# Your objective:
Of the lines listed below, how many contain the string "submitted"? Answer with the number alone.

# Stored data:

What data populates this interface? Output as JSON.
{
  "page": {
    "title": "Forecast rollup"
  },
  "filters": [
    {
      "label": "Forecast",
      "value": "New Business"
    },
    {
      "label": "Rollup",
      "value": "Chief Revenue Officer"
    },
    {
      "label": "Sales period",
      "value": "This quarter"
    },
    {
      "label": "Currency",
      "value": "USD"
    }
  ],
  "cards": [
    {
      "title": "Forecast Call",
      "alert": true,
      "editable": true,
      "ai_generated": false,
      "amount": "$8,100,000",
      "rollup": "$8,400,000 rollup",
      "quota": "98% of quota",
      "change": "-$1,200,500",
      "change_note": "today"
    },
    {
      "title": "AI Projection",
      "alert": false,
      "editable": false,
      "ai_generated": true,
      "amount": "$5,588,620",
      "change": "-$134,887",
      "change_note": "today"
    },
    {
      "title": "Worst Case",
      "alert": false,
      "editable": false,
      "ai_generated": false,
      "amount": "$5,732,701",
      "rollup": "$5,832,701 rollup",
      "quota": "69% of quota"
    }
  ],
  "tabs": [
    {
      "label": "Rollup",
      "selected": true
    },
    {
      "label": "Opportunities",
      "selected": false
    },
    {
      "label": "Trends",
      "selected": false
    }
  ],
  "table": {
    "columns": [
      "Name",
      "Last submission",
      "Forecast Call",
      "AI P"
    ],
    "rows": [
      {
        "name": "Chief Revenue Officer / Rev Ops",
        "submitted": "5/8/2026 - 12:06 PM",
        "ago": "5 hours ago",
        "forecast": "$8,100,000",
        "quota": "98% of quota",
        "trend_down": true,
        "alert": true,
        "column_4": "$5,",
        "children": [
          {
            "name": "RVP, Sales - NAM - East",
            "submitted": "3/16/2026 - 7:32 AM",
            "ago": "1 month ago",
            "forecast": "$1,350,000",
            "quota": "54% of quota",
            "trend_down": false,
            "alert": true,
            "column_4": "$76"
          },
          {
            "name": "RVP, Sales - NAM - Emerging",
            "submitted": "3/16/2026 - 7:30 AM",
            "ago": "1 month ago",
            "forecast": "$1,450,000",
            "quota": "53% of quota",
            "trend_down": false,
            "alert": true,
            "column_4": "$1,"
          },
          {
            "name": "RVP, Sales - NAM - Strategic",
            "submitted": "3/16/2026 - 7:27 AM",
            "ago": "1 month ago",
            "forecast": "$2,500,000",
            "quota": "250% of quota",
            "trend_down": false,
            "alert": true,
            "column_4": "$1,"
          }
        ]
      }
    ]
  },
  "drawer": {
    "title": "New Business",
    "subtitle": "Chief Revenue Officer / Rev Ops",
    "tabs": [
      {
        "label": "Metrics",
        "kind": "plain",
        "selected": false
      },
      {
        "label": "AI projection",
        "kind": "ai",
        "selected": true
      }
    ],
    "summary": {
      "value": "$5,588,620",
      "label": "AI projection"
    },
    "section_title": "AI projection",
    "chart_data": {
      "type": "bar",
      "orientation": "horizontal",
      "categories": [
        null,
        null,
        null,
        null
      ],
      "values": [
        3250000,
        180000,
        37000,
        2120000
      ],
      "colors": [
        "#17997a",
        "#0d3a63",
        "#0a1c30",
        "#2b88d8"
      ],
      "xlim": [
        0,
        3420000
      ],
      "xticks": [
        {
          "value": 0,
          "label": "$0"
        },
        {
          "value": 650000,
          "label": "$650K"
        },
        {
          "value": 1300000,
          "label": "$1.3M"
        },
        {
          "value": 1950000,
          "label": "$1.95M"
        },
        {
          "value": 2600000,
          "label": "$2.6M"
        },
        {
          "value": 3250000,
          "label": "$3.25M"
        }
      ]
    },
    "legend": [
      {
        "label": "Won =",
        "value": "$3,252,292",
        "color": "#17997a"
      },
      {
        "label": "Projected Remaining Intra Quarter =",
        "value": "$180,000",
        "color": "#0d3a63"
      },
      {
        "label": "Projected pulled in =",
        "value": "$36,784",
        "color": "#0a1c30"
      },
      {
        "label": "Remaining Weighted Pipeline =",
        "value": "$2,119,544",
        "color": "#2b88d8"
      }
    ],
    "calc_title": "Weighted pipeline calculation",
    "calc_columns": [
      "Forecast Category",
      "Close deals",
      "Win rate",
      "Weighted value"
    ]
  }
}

# Expected answer:
4